▶ **WRITTEN INSTRUCTION**: In the records below, pick out all lines containing the word "this".

[BEGIN DATASET ENTRIES]

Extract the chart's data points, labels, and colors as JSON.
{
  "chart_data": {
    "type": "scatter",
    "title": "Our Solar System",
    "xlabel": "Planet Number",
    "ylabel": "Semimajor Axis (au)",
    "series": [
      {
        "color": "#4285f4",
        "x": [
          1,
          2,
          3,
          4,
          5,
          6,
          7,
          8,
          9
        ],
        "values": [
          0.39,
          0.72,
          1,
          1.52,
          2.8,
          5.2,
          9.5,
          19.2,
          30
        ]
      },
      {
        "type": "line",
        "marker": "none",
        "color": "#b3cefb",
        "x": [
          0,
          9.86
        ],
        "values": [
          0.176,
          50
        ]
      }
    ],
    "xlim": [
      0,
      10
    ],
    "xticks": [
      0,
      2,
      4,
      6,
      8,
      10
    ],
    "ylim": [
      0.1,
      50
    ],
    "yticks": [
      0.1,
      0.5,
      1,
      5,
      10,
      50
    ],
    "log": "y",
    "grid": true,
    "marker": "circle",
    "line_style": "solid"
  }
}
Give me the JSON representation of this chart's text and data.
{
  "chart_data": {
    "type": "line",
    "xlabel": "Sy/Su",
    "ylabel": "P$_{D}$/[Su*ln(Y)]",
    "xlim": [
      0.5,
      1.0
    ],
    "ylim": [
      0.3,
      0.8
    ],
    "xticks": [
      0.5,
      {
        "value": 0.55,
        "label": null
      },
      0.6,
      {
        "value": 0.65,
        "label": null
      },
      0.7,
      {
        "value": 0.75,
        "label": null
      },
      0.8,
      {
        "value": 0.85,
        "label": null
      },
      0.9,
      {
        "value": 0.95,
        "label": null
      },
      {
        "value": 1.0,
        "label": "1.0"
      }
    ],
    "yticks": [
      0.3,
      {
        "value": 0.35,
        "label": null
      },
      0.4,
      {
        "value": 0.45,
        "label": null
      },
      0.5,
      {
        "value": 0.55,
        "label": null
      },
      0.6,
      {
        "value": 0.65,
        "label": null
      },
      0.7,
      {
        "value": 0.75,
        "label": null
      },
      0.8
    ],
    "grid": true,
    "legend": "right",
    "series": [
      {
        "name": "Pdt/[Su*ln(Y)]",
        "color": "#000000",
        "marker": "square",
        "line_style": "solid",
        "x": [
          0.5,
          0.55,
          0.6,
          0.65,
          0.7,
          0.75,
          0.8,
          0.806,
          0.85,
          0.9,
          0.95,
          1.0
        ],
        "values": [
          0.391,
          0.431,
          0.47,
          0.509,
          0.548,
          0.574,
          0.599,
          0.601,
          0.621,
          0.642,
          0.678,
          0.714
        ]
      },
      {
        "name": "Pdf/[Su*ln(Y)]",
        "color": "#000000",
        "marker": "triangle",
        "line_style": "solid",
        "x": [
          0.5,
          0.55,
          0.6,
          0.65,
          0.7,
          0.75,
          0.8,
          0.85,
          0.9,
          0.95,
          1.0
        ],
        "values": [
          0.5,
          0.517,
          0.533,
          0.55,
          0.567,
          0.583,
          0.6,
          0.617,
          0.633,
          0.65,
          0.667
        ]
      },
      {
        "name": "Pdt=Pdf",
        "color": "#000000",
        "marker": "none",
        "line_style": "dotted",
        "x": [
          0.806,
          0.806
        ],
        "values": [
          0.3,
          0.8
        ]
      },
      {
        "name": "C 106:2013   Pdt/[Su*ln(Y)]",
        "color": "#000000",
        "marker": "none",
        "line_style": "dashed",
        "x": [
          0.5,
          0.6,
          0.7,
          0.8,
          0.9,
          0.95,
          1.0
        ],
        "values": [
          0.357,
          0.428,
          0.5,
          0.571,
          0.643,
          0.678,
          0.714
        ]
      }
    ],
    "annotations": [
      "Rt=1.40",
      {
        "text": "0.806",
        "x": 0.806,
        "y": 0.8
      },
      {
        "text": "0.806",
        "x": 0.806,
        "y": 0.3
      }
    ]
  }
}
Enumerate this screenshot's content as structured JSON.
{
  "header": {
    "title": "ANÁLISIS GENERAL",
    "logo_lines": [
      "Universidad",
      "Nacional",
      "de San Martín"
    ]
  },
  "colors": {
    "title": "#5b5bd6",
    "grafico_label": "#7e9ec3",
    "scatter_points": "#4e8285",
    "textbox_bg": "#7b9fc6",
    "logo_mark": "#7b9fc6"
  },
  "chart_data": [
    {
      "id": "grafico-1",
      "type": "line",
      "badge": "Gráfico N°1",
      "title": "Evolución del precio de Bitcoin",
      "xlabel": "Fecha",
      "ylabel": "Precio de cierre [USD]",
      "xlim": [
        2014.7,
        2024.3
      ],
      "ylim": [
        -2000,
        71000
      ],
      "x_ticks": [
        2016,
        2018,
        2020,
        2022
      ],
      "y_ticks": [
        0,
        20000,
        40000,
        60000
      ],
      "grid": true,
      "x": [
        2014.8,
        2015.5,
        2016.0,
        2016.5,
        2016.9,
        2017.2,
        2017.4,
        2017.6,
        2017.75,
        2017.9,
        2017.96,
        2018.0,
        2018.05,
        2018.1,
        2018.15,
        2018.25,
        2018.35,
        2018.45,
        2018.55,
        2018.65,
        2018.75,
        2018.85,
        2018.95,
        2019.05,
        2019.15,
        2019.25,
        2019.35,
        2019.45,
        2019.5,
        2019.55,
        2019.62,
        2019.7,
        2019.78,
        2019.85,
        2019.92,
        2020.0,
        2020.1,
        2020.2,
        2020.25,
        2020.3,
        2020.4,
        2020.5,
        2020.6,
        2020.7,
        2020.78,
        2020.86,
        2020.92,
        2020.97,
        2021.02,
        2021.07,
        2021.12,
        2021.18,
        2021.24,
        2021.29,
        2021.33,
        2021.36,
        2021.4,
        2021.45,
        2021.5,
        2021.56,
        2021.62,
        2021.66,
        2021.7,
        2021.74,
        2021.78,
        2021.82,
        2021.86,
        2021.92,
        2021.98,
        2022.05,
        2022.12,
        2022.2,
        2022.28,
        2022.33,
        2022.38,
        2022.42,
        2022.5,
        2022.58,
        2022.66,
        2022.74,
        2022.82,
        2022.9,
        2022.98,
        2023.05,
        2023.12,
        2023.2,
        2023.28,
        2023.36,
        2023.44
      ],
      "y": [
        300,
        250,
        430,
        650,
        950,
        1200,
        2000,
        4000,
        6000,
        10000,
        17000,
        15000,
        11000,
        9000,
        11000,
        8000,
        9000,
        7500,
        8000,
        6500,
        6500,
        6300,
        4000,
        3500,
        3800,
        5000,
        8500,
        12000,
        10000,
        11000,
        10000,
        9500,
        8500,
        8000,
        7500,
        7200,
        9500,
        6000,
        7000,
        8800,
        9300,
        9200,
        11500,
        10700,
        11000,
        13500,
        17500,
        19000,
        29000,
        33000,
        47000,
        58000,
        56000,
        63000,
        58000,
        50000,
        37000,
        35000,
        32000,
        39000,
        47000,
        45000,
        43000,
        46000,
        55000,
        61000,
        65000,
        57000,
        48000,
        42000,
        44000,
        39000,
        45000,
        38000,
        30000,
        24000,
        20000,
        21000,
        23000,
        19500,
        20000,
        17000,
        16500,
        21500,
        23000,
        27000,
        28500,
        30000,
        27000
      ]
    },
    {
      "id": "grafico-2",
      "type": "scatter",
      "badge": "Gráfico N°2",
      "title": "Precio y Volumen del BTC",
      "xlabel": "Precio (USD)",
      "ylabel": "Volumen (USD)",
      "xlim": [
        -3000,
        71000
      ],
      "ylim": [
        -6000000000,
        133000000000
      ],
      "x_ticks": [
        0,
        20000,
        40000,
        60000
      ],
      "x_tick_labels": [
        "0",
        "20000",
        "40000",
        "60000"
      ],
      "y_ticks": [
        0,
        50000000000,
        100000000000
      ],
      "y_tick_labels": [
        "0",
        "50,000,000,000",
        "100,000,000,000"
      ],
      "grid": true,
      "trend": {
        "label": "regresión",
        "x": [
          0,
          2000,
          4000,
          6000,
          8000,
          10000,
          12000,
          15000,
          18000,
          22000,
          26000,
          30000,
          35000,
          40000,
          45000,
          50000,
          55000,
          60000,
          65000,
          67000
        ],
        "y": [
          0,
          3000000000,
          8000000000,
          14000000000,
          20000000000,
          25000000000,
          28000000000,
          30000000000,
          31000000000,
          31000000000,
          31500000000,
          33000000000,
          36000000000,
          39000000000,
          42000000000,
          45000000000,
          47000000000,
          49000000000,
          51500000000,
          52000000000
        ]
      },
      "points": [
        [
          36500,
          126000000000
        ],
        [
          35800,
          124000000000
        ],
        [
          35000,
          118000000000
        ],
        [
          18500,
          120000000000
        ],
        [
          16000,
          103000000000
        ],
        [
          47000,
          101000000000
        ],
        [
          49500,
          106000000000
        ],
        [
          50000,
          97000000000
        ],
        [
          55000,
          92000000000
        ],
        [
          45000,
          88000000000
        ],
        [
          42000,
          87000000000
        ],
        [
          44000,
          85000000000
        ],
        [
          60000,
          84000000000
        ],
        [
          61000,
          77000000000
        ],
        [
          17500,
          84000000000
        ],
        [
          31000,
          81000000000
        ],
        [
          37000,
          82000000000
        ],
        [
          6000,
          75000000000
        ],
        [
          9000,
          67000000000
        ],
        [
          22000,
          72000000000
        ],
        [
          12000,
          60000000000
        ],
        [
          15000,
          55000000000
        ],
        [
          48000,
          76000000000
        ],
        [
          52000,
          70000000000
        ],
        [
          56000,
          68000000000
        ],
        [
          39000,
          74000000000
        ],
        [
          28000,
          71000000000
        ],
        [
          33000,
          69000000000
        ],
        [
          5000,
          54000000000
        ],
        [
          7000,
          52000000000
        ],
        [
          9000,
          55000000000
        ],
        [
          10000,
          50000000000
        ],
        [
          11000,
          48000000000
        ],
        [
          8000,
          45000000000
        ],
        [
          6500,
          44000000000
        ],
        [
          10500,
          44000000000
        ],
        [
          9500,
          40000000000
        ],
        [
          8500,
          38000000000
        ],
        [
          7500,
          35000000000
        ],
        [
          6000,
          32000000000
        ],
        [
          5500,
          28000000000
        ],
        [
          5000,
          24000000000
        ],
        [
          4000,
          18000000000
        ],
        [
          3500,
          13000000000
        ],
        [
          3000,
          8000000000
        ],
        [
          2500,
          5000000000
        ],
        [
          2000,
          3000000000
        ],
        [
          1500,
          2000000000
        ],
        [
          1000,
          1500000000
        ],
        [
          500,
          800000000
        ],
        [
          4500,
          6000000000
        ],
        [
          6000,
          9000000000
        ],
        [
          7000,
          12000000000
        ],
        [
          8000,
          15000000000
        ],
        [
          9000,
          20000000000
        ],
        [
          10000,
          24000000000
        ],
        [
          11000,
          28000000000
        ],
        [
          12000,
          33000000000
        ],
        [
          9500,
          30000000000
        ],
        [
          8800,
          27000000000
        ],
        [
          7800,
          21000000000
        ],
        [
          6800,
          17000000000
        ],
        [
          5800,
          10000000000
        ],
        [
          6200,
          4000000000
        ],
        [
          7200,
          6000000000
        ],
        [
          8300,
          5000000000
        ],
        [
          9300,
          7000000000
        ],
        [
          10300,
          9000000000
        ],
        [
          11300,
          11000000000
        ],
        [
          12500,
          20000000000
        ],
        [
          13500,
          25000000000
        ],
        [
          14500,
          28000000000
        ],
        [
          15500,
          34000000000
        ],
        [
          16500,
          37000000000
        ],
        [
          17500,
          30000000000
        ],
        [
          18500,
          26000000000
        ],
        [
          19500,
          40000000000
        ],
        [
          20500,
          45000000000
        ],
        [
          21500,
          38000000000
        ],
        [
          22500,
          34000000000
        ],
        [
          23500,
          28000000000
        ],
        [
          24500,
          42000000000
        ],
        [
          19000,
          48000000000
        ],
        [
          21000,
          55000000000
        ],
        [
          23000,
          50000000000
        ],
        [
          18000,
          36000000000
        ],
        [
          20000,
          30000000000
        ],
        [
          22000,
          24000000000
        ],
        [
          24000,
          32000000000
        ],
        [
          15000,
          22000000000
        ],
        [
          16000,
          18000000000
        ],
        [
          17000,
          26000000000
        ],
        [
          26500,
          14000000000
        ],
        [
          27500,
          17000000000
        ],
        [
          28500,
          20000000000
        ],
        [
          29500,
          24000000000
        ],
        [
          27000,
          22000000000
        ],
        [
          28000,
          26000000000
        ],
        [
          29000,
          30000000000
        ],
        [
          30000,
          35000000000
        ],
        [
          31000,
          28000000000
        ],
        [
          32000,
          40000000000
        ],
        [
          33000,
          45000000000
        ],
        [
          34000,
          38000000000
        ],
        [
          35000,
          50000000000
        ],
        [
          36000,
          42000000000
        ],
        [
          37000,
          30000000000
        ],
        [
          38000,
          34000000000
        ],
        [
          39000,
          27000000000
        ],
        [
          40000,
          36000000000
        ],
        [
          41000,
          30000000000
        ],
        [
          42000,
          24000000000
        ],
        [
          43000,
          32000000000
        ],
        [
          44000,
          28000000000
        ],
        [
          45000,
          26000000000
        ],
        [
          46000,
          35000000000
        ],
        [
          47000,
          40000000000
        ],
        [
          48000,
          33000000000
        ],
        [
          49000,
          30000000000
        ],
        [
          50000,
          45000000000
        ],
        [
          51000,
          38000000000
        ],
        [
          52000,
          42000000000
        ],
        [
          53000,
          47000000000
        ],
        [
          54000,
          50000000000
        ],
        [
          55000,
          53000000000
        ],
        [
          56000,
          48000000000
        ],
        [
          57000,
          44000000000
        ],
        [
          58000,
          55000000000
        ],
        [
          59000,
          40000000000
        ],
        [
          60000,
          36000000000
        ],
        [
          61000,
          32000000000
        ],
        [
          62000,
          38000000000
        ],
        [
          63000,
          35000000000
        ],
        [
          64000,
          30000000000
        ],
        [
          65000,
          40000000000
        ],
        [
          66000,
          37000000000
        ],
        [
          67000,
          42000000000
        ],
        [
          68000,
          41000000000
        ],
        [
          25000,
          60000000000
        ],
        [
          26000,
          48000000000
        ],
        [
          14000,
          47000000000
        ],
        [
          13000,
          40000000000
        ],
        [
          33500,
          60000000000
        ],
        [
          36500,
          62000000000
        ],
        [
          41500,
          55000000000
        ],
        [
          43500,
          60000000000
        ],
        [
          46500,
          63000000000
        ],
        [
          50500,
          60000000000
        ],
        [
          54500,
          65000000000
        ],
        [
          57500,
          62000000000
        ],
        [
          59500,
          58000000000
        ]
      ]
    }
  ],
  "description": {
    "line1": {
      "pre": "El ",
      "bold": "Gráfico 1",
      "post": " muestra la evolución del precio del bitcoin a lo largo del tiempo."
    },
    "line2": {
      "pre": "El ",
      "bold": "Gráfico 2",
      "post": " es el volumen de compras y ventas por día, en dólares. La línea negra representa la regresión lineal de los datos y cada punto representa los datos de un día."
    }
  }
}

[END DATASET ENTRIES]

▶ **ANSWER TO THE EXERCISE**:
Give me the JSON representation of this chart's text and data.
Enumerate this screenshot's content as structured JSON.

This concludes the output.